*Aufgabe a*
Gib aus den Einträgen den Teil genau wieder, der mit der Zeile beginnt, die "series-legend: Cubans Menominee" enthält, und mit der Zeile endet, die "cubans-point <box>932 413 951 433</box>" enthält. Beide Zeilen gehören dazu.

*Textabschnitt*
== == ==

# Hilfe mein NG Filterzone verliert wasser !!



## peterpan (18. Apr. 2009)

Wer kennt sich auf mit Lochfindung und Reperatur bei Verbundmattentechnik?
Flies Folie Verbundmatte und Vermörtelung...Der Teich verliert in dem oberen drittel das Wasser .Hilfe, Hilfe,!!!!

Danke Otto und Heike


----------



## Dodi (18. Apr. 2009)

*AW: Hilfe mein NG Filterzone verliert wasser !!*

Hallo Otto und Heike,

ich hab Euer Thema mal in die Einsteiger-Fragen verschoben - in der Plauderecke wird das sicherlich übersehen! 

Hier wird sich bestimmt jemand dazu äußern.


----------



## Annett (19. Apr. 2009)

*AW: Hilfe mein NG Filterzone verliert wasser !!*

Hallo Otto und Heike.

Könnt Ihr mal ein Bild vom Teich und eins vom Rand einstellen? Letzteres möglichst so, dass man den Aufbau am Rand gut erkennen kann. Eine Skizze tut es auch.... 

Wie sicher seid Ihr Euch, dass es sich um ein Loch handelt?
Wieviel Wasser geht pro Tag verloren? Könnt Ihr undichte Schläuche etc. wirklich ausschließen?


----------



## peterpan (20. Apr. 2009)

*AW: Hilfe mein NG Filterzone verliert wasser !!*

Hallo,
wir haben die Bilder alle in meinem Profil ,neue kommen bald. Wir sind voll am Bauen und Lochsuchen.Undichte Schläuche und so können wir ausschliesen .

Danke für Deine Antwort

Grüsse Heike und Otto


----------



## peterpan (29. Apr. 2009)

== == ==

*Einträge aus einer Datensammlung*

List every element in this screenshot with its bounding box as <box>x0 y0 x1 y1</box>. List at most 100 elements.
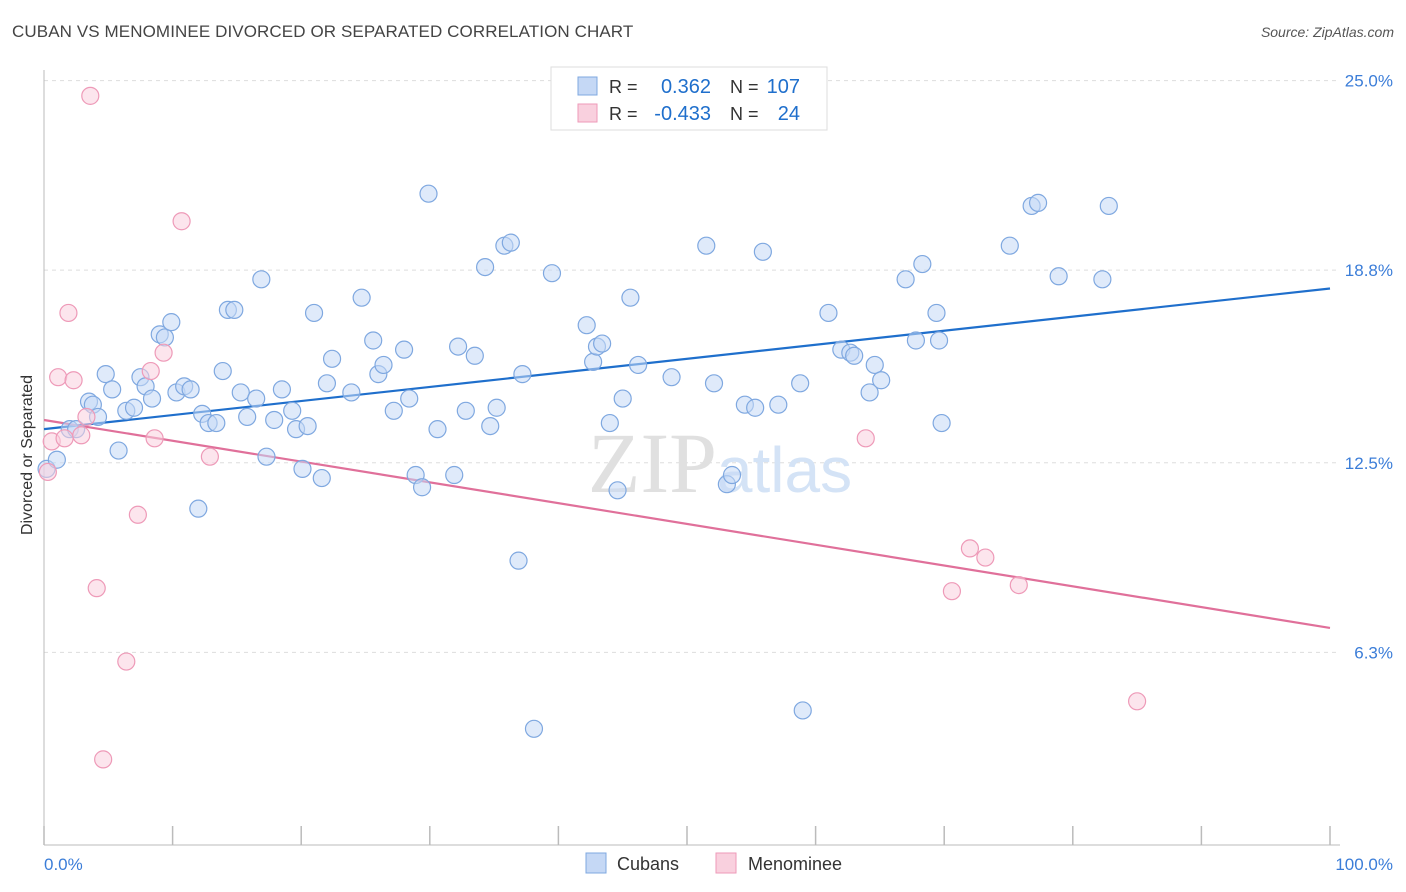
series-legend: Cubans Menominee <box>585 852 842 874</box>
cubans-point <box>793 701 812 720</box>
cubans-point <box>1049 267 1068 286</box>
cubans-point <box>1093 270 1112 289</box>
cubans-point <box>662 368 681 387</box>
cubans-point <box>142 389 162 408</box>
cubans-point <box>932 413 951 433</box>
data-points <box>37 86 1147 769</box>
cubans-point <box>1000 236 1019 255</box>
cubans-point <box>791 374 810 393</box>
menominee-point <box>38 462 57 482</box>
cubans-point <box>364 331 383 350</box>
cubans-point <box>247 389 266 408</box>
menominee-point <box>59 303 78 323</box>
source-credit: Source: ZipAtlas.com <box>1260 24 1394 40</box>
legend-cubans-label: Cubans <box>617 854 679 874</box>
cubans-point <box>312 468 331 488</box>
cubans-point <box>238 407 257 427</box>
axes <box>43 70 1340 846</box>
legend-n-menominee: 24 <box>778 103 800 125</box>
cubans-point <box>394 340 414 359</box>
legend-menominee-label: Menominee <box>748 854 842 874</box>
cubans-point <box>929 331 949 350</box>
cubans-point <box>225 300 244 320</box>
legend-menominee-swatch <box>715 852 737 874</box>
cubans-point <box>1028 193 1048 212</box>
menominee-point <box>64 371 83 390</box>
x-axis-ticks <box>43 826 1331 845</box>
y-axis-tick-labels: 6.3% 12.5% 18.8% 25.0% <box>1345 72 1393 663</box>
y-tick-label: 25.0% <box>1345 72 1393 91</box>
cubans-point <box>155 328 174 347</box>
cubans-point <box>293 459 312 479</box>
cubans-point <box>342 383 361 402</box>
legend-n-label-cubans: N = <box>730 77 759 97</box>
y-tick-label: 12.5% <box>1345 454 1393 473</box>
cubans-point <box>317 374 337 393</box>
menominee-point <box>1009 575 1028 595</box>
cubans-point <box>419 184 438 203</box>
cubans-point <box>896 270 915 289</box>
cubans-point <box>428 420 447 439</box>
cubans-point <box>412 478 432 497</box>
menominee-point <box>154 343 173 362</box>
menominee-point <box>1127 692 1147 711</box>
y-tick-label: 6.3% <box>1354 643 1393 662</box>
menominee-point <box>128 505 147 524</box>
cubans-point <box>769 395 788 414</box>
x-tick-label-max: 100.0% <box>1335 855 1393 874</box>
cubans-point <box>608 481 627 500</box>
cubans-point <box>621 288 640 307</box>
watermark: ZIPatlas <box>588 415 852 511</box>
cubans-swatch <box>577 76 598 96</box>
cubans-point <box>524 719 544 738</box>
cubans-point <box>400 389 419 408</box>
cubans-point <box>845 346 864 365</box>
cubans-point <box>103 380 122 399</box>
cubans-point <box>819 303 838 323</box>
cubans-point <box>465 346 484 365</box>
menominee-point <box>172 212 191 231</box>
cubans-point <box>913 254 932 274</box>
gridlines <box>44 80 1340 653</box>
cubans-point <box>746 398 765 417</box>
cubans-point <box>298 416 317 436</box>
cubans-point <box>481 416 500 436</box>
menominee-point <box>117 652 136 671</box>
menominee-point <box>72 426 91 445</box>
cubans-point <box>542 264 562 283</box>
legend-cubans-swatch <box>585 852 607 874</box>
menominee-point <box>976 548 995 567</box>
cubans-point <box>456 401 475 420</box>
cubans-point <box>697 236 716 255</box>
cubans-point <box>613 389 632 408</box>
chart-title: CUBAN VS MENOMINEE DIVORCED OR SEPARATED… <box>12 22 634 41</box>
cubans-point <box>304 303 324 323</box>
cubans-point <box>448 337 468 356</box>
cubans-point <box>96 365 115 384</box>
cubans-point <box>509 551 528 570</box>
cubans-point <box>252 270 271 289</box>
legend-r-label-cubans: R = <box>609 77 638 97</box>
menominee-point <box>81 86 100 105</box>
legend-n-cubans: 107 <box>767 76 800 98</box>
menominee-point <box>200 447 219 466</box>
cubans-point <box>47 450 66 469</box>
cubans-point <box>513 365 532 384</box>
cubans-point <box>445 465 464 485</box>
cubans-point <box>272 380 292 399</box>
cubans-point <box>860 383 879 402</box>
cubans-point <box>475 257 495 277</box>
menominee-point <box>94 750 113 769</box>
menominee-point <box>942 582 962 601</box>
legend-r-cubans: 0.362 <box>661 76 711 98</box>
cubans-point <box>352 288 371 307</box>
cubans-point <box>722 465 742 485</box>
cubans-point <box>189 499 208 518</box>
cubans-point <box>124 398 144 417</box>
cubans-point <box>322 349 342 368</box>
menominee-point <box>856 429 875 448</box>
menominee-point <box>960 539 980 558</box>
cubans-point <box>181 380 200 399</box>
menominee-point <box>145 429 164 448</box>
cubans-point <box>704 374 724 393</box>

== == ==

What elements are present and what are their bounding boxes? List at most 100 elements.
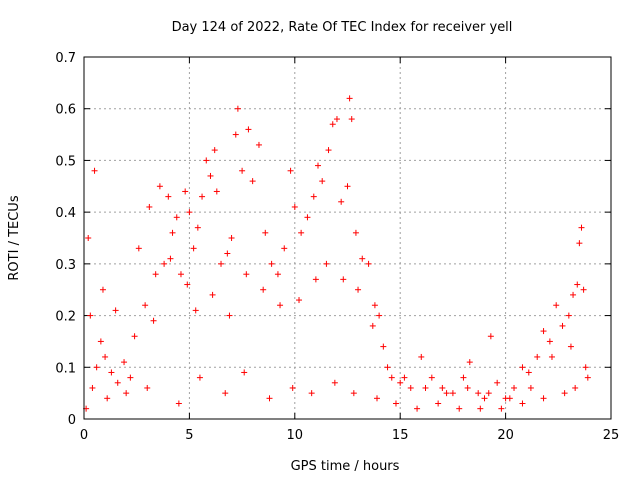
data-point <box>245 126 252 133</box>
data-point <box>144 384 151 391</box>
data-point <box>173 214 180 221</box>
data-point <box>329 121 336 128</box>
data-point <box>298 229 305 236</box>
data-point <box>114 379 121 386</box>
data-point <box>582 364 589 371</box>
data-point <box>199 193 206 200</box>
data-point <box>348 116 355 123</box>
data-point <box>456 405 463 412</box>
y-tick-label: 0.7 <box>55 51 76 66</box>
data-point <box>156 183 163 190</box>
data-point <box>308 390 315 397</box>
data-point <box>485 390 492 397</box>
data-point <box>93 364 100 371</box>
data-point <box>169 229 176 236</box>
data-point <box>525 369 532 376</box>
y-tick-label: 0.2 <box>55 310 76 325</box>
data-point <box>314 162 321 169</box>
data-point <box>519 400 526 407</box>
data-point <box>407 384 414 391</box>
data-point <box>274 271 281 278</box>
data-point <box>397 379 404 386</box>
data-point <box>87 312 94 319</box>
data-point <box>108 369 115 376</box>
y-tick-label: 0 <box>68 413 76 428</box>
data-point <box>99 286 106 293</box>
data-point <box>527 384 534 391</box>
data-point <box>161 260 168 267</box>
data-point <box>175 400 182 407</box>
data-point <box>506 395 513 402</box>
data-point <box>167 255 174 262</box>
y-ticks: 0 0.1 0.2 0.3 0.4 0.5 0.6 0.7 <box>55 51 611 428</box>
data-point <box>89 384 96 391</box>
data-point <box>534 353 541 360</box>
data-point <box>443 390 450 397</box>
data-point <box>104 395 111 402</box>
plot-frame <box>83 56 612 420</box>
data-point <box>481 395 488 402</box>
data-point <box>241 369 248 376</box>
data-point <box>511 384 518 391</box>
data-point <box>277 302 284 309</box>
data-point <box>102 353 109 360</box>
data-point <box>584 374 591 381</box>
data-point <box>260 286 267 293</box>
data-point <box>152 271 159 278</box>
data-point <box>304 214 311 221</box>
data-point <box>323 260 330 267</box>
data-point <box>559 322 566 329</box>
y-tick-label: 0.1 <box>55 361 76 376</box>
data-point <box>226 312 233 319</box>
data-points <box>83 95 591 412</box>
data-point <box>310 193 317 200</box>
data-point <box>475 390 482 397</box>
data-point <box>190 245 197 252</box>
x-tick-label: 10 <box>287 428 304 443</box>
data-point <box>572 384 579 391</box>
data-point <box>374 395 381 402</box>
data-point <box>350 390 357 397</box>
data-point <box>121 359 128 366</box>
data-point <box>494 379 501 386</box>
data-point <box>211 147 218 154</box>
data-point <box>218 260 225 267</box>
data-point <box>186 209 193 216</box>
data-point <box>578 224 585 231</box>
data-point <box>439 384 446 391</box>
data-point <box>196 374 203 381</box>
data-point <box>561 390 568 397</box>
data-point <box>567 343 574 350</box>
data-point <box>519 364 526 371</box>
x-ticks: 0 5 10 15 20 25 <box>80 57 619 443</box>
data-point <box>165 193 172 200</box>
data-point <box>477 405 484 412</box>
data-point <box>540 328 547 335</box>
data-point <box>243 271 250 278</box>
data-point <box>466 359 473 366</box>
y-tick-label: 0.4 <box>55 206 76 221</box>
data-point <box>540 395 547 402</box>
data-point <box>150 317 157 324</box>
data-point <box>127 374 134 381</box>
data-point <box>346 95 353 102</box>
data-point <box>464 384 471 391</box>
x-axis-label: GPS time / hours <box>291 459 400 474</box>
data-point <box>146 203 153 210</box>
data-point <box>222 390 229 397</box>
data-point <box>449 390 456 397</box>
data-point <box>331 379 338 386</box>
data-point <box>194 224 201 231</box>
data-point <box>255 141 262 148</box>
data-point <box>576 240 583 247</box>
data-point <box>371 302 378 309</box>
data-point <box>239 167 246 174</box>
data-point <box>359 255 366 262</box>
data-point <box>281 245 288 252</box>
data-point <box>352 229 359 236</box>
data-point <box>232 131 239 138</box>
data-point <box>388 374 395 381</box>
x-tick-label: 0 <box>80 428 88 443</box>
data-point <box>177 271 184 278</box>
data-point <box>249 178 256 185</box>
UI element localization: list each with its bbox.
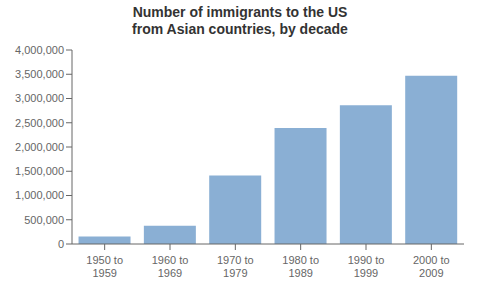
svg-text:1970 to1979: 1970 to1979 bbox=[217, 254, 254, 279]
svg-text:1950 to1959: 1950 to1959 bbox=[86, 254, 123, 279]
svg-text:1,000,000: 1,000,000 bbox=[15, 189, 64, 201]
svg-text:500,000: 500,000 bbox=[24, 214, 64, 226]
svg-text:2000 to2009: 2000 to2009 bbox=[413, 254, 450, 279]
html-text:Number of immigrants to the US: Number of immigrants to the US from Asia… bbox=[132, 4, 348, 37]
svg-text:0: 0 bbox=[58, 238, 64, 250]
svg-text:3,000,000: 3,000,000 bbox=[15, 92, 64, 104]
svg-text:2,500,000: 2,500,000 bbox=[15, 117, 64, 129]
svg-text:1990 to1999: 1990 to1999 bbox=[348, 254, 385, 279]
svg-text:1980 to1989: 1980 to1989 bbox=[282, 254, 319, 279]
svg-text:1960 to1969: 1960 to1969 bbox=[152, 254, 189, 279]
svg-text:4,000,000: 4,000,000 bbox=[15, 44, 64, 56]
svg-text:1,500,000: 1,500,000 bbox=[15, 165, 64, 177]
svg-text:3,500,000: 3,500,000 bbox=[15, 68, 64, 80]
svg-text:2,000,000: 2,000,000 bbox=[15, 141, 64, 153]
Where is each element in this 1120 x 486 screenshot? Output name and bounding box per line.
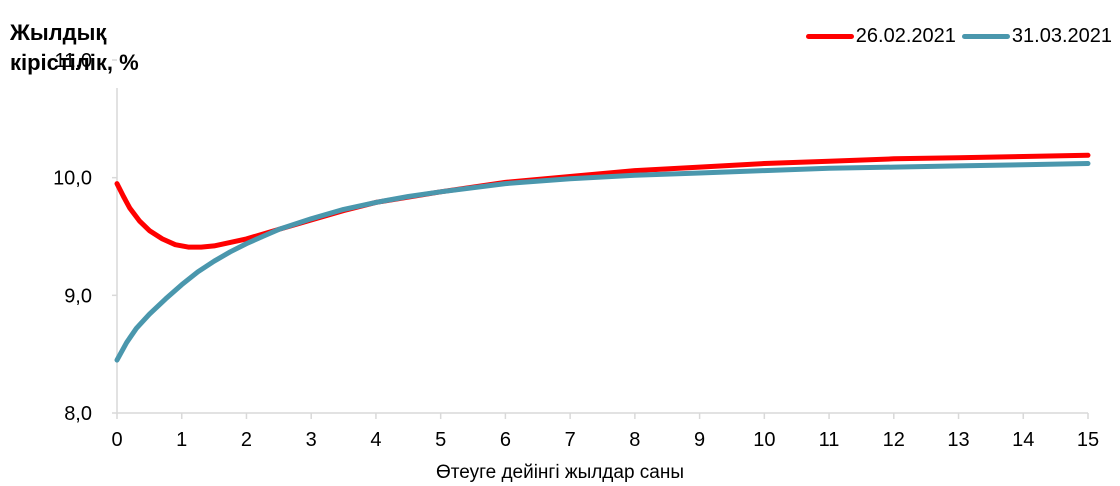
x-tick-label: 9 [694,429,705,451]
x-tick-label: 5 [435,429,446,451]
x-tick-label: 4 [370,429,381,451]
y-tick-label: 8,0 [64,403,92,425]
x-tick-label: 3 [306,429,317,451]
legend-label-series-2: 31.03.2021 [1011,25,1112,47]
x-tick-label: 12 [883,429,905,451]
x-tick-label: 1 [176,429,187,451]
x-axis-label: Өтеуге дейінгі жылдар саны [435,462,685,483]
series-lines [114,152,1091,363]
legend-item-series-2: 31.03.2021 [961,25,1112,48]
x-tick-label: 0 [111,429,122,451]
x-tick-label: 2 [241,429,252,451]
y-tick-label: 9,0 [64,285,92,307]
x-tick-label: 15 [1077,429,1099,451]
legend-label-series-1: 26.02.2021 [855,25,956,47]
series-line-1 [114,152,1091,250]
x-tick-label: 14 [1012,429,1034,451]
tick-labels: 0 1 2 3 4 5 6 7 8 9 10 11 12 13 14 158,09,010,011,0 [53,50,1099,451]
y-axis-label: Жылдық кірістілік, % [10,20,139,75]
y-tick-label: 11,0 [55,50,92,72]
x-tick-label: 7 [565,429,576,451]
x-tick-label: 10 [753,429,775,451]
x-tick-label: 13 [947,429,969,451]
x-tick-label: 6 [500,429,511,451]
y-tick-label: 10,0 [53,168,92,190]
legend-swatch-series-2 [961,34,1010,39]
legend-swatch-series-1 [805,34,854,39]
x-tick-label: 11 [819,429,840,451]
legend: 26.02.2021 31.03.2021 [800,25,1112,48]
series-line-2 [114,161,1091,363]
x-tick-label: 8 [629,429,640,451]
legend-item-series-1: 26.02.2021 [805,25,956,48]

== == ==

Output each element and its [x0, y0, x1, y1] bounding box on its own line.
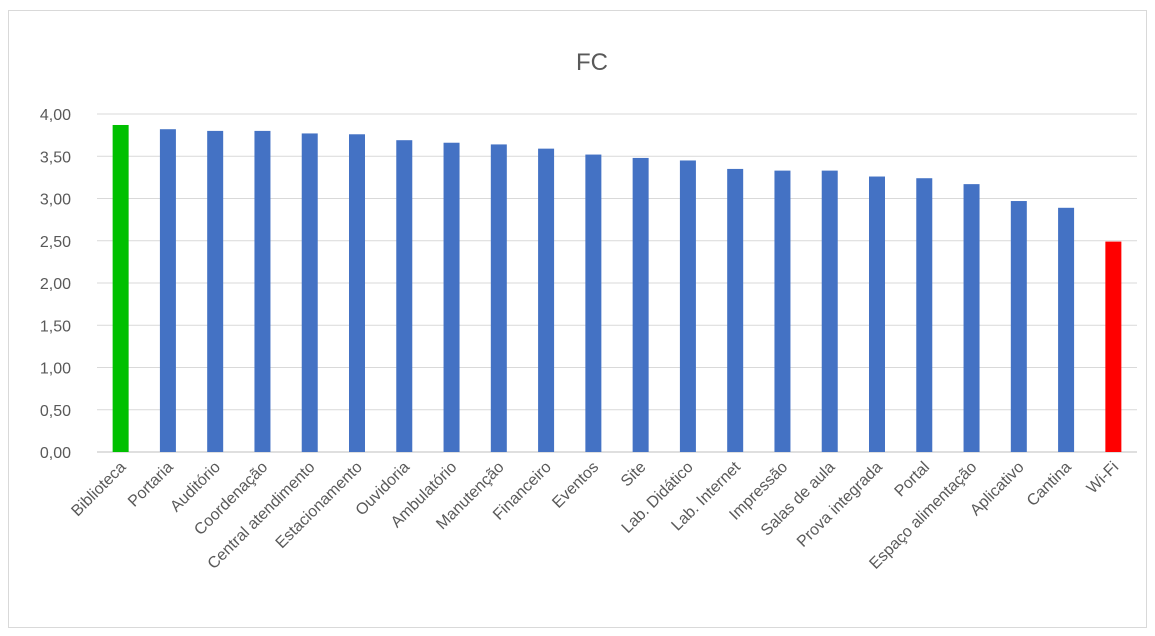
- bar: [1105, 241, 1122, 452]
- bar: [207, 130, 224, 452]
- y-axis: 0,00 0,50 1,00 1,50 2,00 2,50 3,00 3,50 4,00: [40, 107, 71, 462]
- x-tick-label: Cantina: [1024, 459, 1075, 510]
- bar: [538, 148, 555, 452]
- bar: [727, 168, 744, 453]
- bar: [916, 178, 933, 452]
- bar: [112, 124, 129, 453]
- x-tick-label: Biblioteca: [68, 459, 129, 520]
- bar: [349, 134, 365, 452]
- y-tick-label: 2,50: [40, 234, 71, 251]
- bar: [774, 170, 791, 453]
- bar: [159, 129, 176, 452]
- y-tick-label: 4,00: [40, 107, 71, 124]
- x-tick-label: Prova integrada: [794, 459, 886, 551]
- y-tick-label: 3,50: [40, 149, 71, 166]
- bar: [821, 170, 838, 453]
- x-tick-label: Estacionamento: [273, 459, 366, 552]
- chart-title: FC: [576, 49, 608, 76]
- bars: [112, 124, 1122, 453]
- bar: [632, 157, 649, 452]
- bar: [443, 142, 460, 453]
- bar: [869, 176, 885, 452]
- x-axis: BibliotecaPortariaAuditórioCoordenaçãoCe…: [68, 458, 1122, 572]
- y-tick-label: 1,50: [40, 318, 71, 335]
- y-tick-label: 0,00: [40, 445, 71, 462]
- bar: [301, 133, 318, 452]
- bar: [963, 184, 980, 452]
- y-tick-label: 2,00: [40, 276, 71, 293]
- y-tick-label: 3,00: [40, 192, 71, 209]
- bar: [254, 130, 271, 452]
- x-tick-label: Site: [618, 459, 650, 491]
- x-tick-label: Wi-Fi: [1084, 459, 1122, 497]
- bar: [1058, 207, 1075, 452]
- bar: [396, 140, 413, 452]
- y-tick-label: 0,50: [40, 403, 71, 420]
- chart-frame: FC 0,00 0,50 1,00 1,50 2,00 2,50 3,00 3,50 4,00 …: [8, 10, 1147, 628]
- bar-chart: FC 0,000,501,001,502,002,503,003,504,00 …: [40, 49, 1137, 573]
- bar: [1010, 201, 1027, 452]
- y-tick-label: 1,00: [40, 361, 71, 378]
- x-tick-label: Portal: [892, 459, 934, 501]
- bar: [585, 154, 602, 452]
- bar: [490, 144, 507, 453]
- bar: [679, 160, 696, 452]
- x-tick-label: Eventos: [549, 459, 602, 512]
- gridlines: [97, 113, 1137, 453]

== == ==

*Aufgabe b*
Schreib aus dem Forumsthread über den undichten Teich den Teil genau ab, der mit den Worten "# Hilfe mein" beginnt und mit den Worten "Wasser .Hilfe, Hilfe,!!!!" endet.

*Lösung a*
series-legend: Cubans Menominee <box>585 852 842 874</box>
cubans-point <box>793 701 812 720</box>
cubans-point <box>1049 267 1068 286</box>
cubans-point <box>1093 270 1112 289</box>
cubans-point <box>662 368 681 387</box>
cubans-point <box>142 389 162 408</box>
cubans-point <box>932 413 951 433</box>

*Lösung b*
# Hilfe mein NG Filterzone verliert wasser !!



## peterpan (18. Apr. 2009)

Wer kennt sich auf mit Lochfindung und Reperatur bei Verbundmattentechnik?
Flies Folie Verbundmatte und Vermörtelung...Der Teich verliert in dem oberen drittel das Wasser .Hilfe, Hilfe,!!!!